• _Short problem_: Tally the lines holding "text" and state only that figure.

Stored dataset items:
------------------------
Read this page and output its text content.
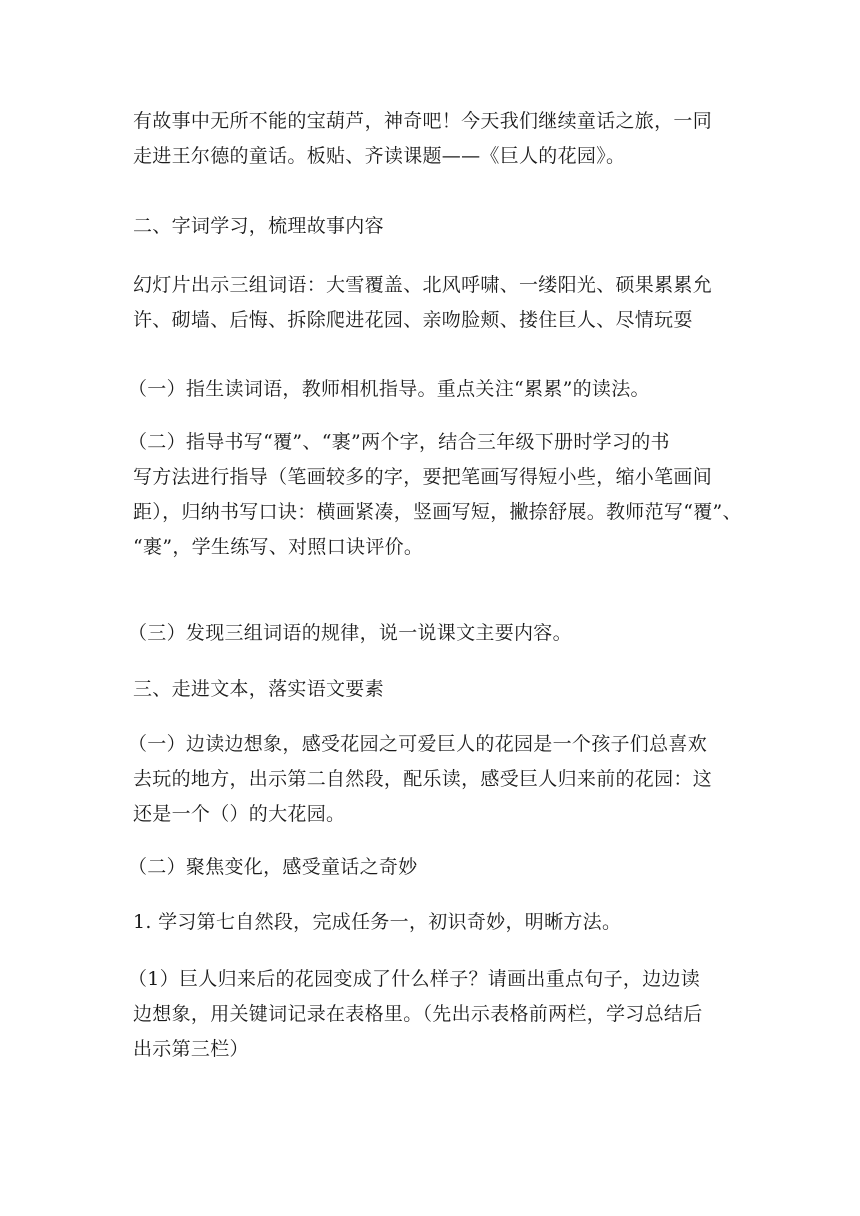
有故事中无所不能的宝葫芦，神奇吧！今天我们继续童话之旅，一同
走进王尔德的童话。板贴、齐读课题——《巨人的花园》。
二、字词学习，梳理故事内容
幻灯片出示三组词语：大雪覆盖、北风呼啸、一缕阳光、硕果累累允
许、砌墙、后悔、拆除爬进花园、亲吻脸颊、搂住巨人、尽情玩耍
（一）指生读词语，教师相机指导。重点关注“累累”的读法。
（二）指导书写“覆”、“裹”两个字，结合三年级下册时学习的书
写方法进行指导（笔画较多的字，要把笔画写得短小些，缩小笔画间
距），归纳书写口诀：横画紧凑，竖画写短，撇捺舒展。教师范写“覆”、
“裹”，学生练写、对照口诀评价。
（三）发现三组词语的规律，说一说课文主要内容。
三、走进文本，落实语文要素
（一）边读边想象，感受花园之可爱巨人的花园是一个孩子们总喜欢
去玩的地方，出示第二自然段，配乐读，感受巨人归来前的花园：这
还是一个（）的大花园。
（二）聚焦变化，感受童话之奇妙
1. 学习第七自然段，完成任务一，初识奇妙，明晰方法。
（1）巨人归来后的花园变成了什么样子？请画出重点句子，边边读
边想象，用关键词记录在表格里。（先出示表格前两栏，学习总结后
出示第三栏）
------------------------
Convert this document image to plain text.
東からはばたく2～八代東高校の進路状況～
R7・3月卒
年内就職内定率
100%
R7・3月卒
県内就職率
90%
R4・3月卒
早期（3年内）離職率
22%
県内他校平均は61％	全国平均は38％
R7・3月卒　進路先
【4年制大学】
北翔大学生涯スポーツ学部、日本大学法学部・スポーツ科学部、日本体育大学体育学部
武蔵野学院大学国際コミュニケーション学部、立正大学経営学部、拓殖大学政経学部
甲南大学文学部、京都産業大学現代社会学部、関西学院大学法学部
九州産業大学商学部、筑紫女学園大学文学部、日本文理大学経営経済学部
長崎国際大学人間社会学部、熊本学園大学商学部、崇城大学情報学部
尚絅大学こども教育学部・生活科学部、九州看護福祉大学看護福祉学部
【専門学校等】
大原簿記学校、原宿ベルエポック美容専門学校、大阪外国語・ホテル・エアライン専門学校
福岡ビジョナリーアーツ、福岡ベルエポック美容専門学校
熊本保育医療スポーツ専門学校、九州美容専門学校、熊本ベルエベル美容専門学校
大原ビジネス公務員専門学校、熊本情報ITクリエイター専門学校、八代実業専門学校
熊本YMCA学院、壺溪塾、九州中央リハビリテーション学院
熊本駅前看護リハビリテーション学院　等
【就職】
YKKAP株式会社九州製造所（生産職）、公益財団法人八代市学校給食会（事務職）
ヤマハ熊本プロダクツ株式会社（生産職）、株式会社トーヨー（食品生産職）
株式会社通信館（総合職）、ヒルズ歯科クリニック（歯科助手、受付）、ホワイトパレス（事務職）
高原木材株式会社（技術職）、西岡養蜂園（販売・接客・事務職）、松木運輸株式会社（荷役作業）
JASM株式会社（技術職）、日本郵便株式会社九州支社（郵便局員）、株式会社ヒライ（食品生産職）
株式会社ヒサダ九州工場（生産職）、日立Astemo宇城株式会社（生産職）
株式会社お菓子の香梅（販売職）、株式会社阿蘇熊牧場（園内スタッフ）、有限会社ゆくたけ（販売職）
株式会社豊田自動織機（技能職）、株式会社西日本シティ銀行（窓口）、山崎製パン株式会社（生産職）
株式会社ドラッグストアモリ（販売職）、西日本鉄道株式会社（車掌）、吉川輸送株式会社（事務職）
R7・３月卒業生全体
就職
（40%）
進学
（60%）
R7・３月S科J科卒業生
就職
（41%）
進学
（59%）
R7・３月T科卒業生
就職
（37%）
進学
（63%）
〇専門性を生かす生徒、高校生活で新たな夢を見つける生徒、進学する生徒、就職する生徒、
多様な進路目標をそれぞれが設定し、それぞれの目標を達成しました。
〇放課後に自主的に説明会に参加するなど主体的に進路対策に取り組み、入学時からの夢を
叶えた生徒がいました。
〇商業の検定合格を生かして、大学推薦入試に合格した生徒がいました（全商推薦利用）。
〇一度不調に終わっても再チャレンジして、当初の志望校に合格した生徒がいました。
------------------------
• _Response_: 2